» THE PROBLEM
Extract each line bearing the word "this".

[Records from a dataset]
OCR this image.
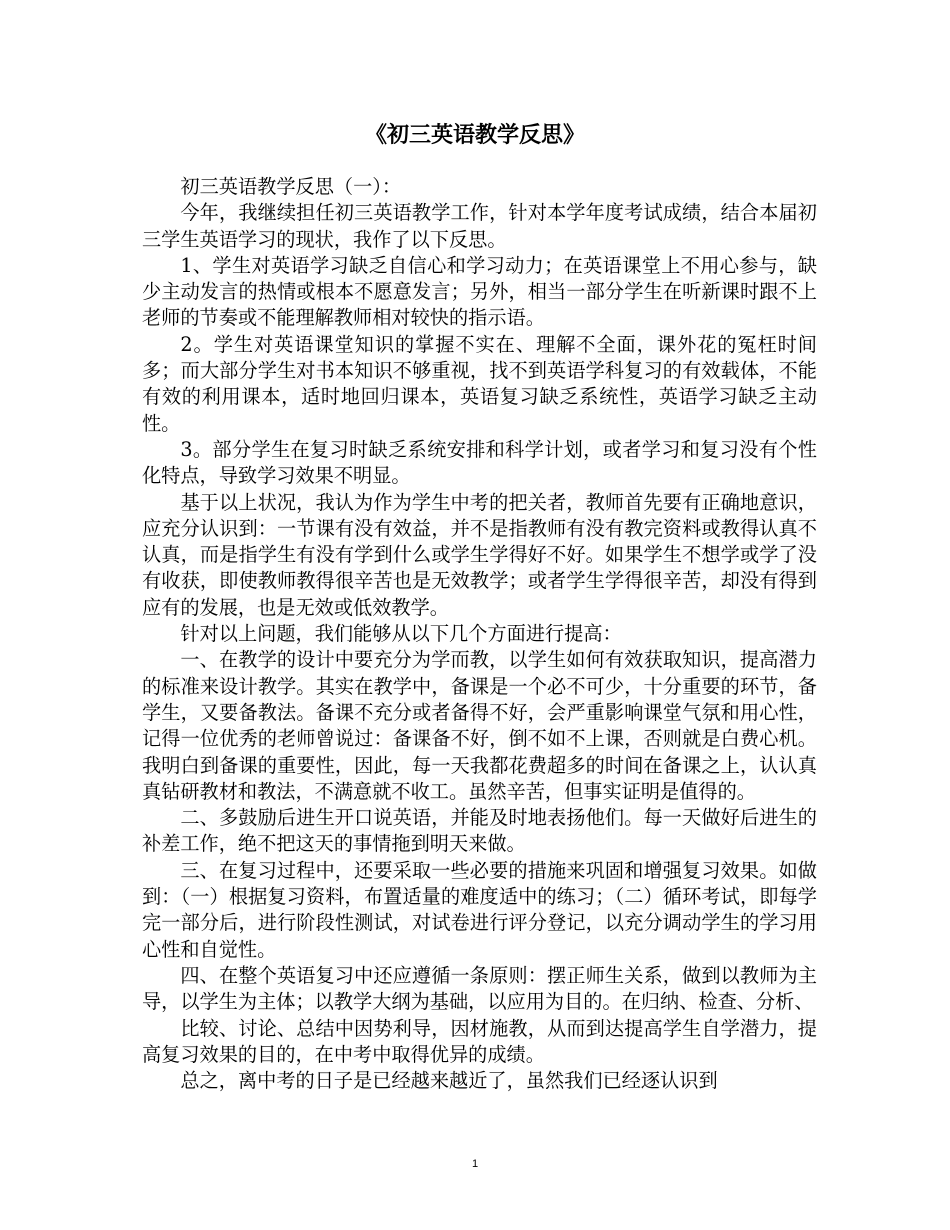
《初三英语教学反思》

初三英语教学反思（一）：

今年，我继续担任初三英语教学工作，针对本学年度考试成绩，结合本届初三学生英语学习的现状，我作了以下反思。

1、学生对英语学习缺乏自信心和学习动力；在英语课堂上不用心参与，缺少主动发言的热情或根本不愿意发言；另外，相当一部分学生在听新课时跟不上老师的节奏或不能理解教师相对较快的指示语。

2。学生对英语课堂知识的掌握不实在、理解不全面，课外花的冤枉时间多；而大部分学生对书本知识不够重视，找不到英语学科复习的有效载体，不能有效的利用课本，适时地回归课本，英语复习缺乏系统性，英语学习缺乏主动性。

3。部分学生在复习时缺乏系统安排和科学计划，或者学习和复习没有个性化特点，导致学习效果不明显。

基于以上状况，我认为作为学生中考的把关者，教师首先要有正确地意识，应充分认识到：一节课有没有效益，并不是指教师有没有教完资料或教得认真不认真，而是指学生有没有学到什么或学生学得好不好。如果学生不想学或学了没有收获，即使教师教得很辛苦也是无效教学；或者学生学得很辛苦，却没有得到应有的发展，也是无效或低效教学。

针对以上问题，我们能够从以下几个方面进行提高：

一、在教学的设计中要充分为学而教，以学生如何有效获取知识，提高潜力的标准来设计教学。其实在教学中，备课是一个必不可少，十分重要的环节，备学生，又要备教法。备课不充分或者备得不好，会严重影响课堂气氛和用心性，记得一位优秀的老师曾说过：备课备不好，倒不如不上课，否则就是白费心机。我明白到备课的重要性，因此，每一天我都花费超多的时间在备课之上，认认真真钻研教材和教法，不满意就不收工。虽然辛苦，但事实证明是值得的。

二、多鼓励后进生开口说英语，并能及时地表扬他们。每一天做好后进生的补差工作，绝不把这天的事情拖到明天来做。

三、在复习过程中，还要采取一些必要的措施来巩固和增强复习效果。如做到：（一）根据复习资料，布置适量的难度适中的练习；（二）循环考试，即每学完一部分后，进行阶段性测试，对试卷进行评分登记，以充分调动学生的学习用心性和自觉性。

四、在整个英语复习中还应遵循一条原则：摆正师生关系，做到以教师为主导，以学生为主体；以教学大纲为基础，以应用为目的。在归纳、检查、分析、

比较、讨论、总结中因势利导，因材施教，从而到达提高学生自学潜力，提高复习效果的目的，在中考中取得优异的成绩。

总之，离中考的日子是已经越来越近了，虽然我们已经逐认识到

1
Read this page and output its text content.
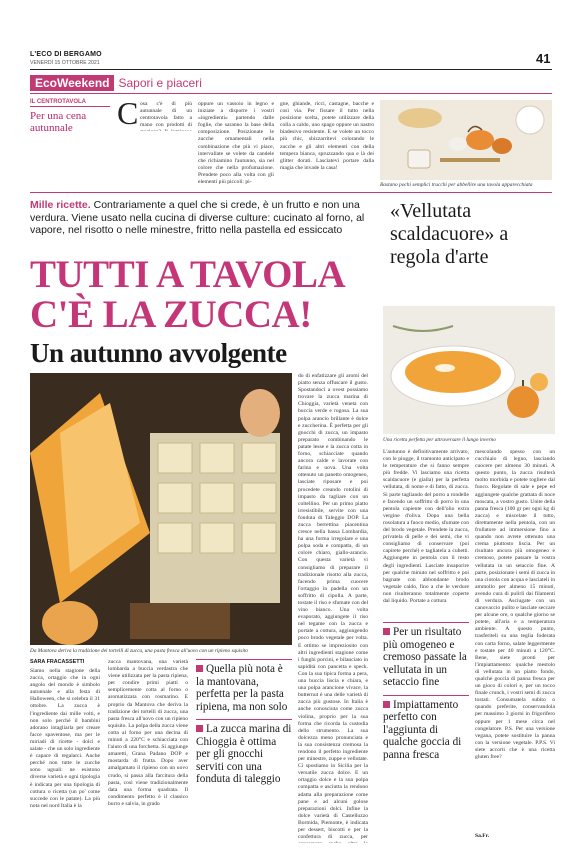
L'ECO DI BERGAMO
VENERDÌ 15 OTTOBRE 2021	41
EcoWeekend Sapori e piaceri
IL CENTROTAVOLA
Per una cena autunnale	C osa c'è di più autunnale di un centrotavola fatto a mano con prodotti di
oppure un vassoio in legno e iniziate a disporre i vostri «ingredienti» partendo dalle foglie, che saranno la base della composizione. Posizionate le zucche ornamentali nella combinazione che più vi piace, intervallate se volete da candele che richiamino l'autunno, sia nel colore che nella profumazione. Prendete poco alla volta con gli elementi più piccoli: pi-
gne, ghiande, ricci, castagne, bacche e così via. Per fissare il tutto nella posizione scelta, potete utilizzare della colla a caldo, uno spago oppure un nastro biadesivo resistente. E se volete un tocco più chic, sbizzarritevi colorando le zucche e gli altri elementi con della tempera bianca, spruzzando qua e là dei glitter dorati. Lasciatevi portare dalla magia che invade la casa!
Bastano pochi semplici trucchi per abbellire una tavola apparecchiata
Mille ricette. Contrariamente a quel che si crede, è un frutto e non una verdura. Viene usato nella cucina di diverse culture: cucinato al forno, al vapore, nel risotto o nelle minestre, fritto nella pastella ed essiccato
«Vellutata scaldacuore» a regola d'arte
TUTTI A TAVOLA
C'È LA ZUCCA!
Un autunno avvolgente
Una ricetta perfetta per attraversare il lungo inverno
Da Mantova deriva la tradizione dei tortelli di zucca, una pasta fresca all'uovo con un ripieno squisito
do di enfatizzare gli aromi del piatto senza offuscare il gusto. Spostandoci a ovest possiamo trovare la zucca marina di Chioggia, varietà veneta con buccia verde e rugosa. La sua polpa arancio brillante è dolce e zuccherina. È perfetta per gli gnocchi di zucca, un impasto preparato combinando le patate lesse e la zucca cotta in forno, schiacciate quando ancora calde e lavorate con farina e uova. Una volta ottenuto un panetto omogeneo, lasciate riposare e poi procedete creando rotolini di impasto da tagliare con un coltellino. Per un primo piatto irresistibile, servite con una fonduta di Taleggio DOP. La zucca berrettina piacentina cresce nella bassa Lombardia, ha una forma irregolare e una polpa soda e compatta, di un colore chiaro, giallo-arancio. Con questa varietà vi consigliamo di preparare il tradizionale risotto alla zucca, facendo prima cuocere l'ortaggio in padella con un soffritto di cipolla. A parte, tostate il riso e sfumate con del vino bianco. Una volta evaporato, aggiungete il riso nel tegame con la zucca e portate a cottura, aggiungendo poco brodo vegetale per volta. E ottimo se impreziosito con altri ingredienti stagione come i funghi porcini, e bilanciato in sapidità con pancetta e speck. Con la sua tipica forma a pera, una buccia liscia e chiara, e una polpa arancione vivace, la butternut è una delle varietà di zucca più gustose. In Italia è anche conosciuta come zucca violina, proprio per la sua forma che ricorda la custodia dello strumento. La sua dolcezza meno pronunciata e la sua consistenza cremosa la rendono il perfetto ingrediente per minestre, zuppe e vellutate. Ci spostiamo in Sicilia per la versatile zucca dolce. E un ortaggio dolce e la sua polpa compatta e asciutta la rendono adatta alla preparazione come pane e ad alcuni golose preparazioni dolci. Infine la dolce varietà di Castelluzzo Bormida, Piemonte, è indicata per dessert, biscotti e per la confettura di zucca, per
SARA FRACASSETTI
Siamo nella stagione della zucca, ortaggio che in ogni angolo del mondo è simbolo autunnale e alla festa di Halloween, che si celebra il 31 ottobre. La zucca è l'ingrediente dai mille volti, e non solo perché il bambini adorano intagliarla per creare facce spaventose, ma per le miriadi di ricette - dolci e salate - che un solo ingrediente è capace di regalarci. Anche perché non tutte le zucche sono uguali: ne esistono diverse varietà e ogni tipologia è indicata per una tipologia di cottura o ricetta (un po' come succede con le patate). La più nota nel nord Italia è la
zucca mantovana, una varietà lombarda a buccia verdastra che viene utilizzata per la pasta ripiena, per condire primi piatti o semplicemente cotta al forno o aromatizzata con rosmarino. E proprio da Mantova che deriva la tradizione dei tortelli di zucca, una pasta fresca all'uovo con un ripieno squisito. La polpa della zucca viene cotta al forno per una decina di minuti a 220°C e schiacciata con l'aiuto di una forchetta. Si aggiunge amaretti, Grana Padano DOP e mostarda di frutta. Dopo aver amalgamato il ripieno con un uovo crudo, si passa alla farcitura della pasta, così viene tradizionalmente data una forma quadrata. Il condimento perfetto è il classico burro e salvia, in grado
Quella più nota è la mantovana, perfetta per la pasta ripiena, ma non solo
La zucca marina di Chioggia è ottima per gli gnocchi serviti con una fonduta di taleggio
L'autunno è definitivamente arrivato, con le piogge, il tramonto anticipato e le temperature che si fanno sempre più fredde. Vi lasciamo una ricetta scaldacuore (e gialla) per la perfetta vellutata, di nome e di fatto, di zucca. Si parte tagliando del porro a rondelle e facendo un soffritto di porro in una pentola capiente con dell'olio extra vergine d'oliva. Dopo una bella rosolatura a fuoco medio, sfumate con del brodo vegetale. Prendete la zucca, privatela di pelle e dei semi, che vi consigliamo di conservare (poi capirete perché) e tagliatela a cubetti. Aggiungete in pentola con il resto degli ingredienti. Lasciate insaporire per qualche minuto nel soffritto e poi bagnate con abbondante brodo vegetale caldo, fino a che le verdure non risulteranno totalmente coperte dal liquido. Portate a cottura
Per un risultato più omogeneo e cremoso passate la vellutata in un setaccio fine
Impiattamento perfetto con l'aggiunta di qualche goccia di panna fresca
mescolando spesso con un cucchiaio di legno, lasciando cuocere per almeno 30 minuti. A questo punto, la zucca risulterà molto morbida e potete togliere dal fuoco. Regolate di sale e pepe ed aggiungete qualche grattata di noce moscata, a vostro gusto. Unite della panna fresca (100 gr per ogni kg di zucca) e miscelate il tutto, direttamente nella pentola, con un frullatore ad immersione fino a quando non avrete ottenuto una crema piuttosto liscia. Per un risultato ancora più omogeneo e cremoso, potete passare la vostra vellutata in un setaccio fine. A parte, posizionate i semi di zucca in una ciotola con acqua e lasciateli in ammollo per almeno 15 minuti, avendo cura di pulirli dai filamenti di verdura. Asciugate con un canovaccio pulito e lasciate seccare per alcune ore, o qualche giorno se potete, all'aria e a temperatura ambiente. A questo punto, trasferiteli su una teglia foderata con carta forno, salate leggermente e tostate per 40 minuti a 120°C. Bene, siete pronti per l'impiattamento: qualche mestolo di vellutata in un piatto fondo, qualche goccia di panna fresca per un gioco di colori e, per un tocco finale crunch, i vostri semi di zucca tostati. Consumatela subito o quando preferite, conservandola per massimo 3 giorni in frigorifero oppure per 1 mese circa nel congelatore. P.S. Per una versione vegana, potete sostituire la panna con la versione vegetale. P.P.S. Vi siete accorti che è una ricetta gluten free?
Sa.Fr.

» CORRECT ANSWER
OCR this image.
Read this page and output its text content.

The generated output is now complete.